Provided data

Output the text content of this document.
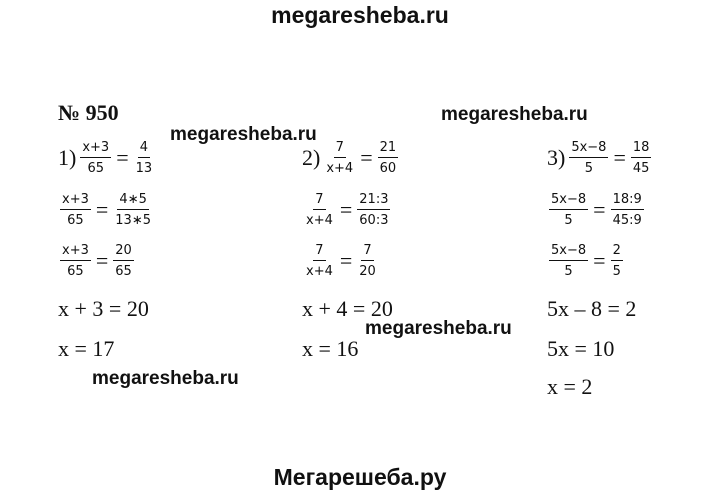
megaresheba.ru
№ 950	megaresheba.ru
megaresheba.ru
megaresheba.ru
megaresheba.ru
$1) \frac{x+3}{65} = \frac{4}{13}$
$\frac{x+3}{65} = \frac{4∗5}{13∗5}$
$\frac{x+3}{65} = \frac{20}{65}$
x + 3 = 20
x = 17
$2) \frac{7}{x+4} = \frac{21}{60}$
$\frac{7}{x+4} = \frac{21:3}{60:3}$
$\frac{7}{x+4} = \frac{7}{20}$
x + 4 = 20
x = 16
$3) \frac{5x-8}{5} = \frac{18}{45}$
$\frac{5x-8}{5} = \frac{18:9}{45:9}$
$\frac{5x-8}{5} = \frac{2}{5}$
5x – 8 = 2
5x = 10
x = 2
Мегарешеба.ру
--
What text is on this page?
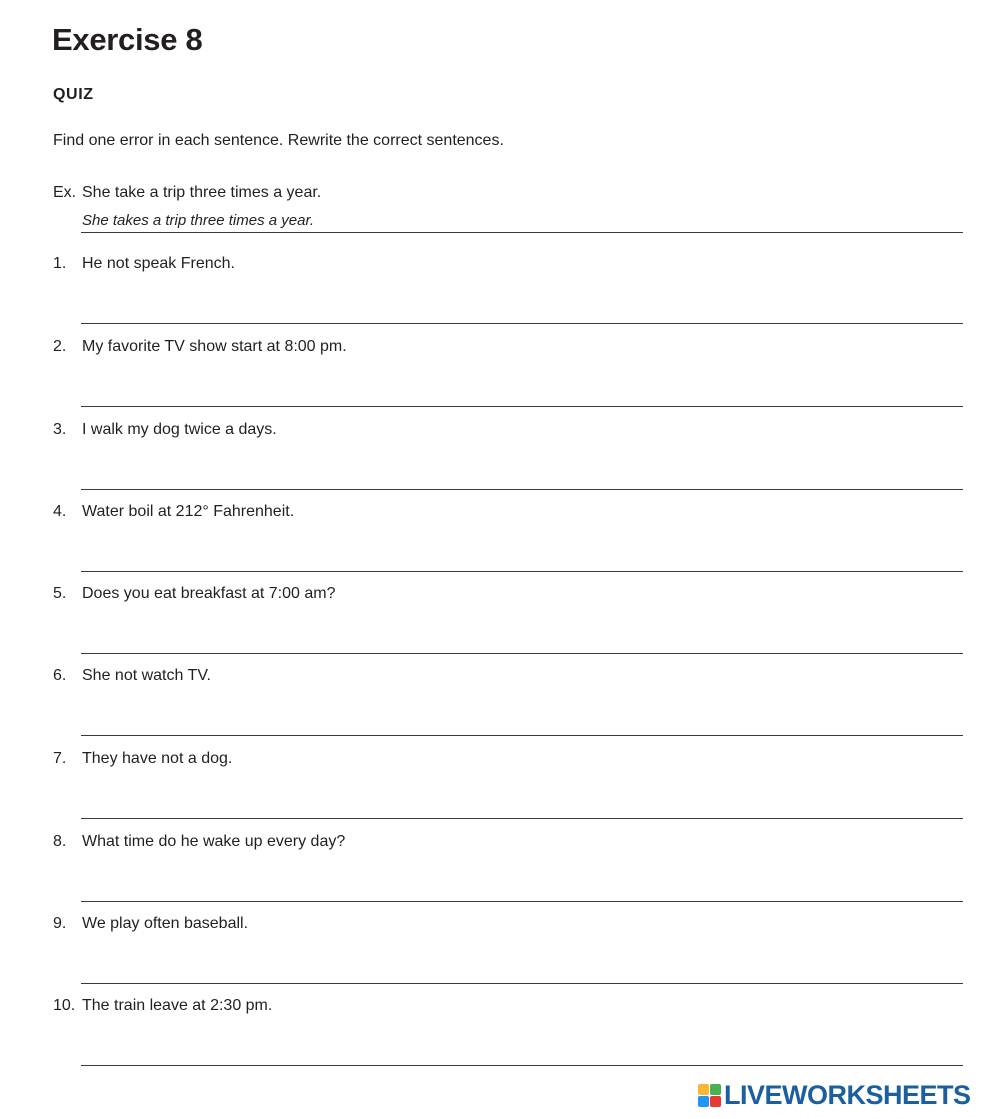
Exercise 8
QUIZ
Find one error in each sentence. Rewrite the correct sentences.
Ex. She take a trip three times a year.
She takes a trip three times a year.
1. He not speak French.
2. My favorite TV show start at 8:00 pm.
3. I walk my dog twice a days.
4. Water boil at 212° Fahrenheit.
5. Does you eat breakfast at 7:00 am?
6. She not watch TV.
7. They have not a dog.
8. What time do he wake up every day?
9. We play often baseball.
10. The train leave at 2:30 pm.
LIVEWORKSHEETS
--
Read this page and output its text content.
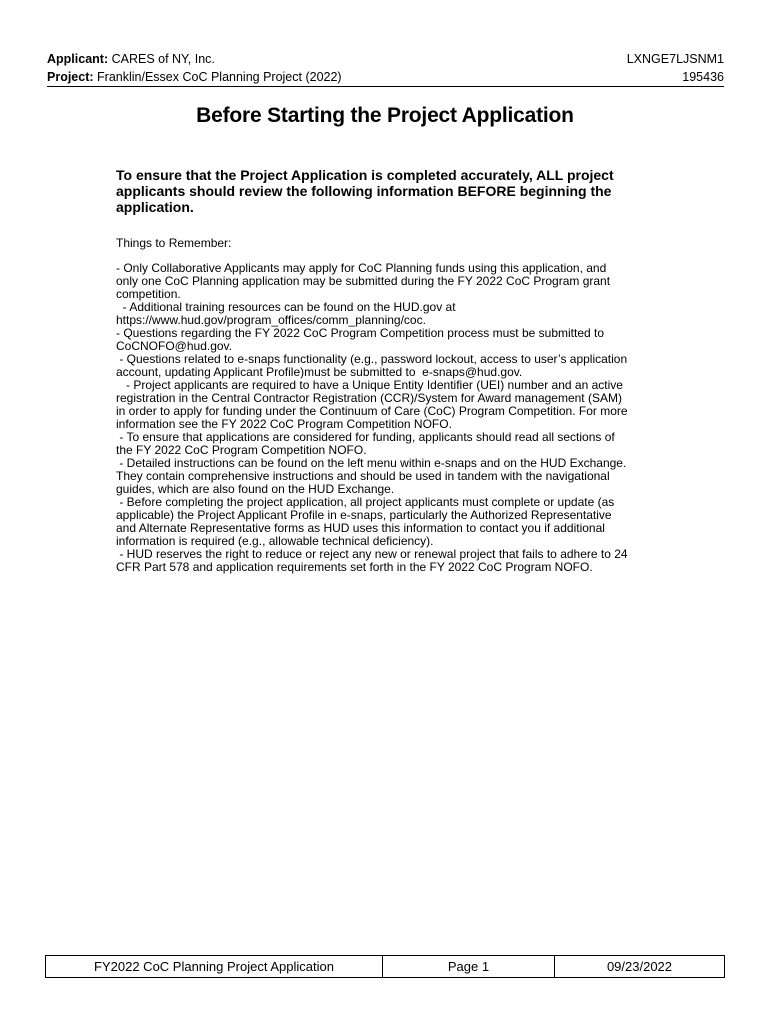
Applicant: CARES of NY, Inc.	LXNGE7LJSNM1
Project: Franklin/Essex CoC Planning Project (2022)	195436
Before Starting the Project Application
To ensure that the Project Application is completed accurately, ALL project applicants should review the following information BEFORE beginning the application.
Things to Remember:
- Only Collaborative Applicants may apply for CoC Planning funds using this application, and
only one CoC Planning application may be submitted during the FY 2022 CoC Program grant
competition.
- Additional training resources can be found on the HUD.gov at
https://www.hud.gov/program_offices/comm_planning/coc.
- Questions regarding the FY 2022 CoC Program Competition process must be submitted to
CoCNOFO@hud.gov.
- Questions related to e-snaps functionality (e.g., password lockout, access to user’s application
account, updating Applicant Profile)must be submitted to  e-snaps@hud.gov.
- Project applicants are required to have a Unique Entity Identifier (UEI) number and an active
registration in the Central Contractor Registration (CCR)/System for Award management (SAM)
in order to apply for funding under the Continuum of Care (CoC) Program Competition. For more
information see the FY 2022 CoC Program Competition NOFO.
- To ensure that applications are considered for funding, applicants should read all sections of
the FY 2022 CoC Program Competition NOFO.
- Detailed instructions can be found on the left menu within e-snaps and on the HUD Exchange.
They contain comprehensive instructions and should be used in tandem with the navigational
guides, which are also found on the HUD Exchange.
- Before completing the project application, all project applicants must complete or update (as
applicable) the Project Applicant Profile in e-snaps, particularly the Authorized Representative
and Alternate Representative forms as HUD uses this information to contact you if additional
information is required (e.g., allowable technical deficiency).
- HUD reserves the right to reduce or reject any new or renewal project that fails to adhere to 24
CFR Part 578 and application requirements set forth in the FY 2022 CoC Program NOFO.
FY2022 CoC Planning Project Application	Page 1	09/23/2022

What the exercise asks
Copy out each line of the data where the string "ensure" appears.

Task response
To ensure that the Project Application is completed accurately, ALL project applicants should review the following information BEFORE beginning the application.
- To ensure that applications are considered for funding, applicants should read all sections of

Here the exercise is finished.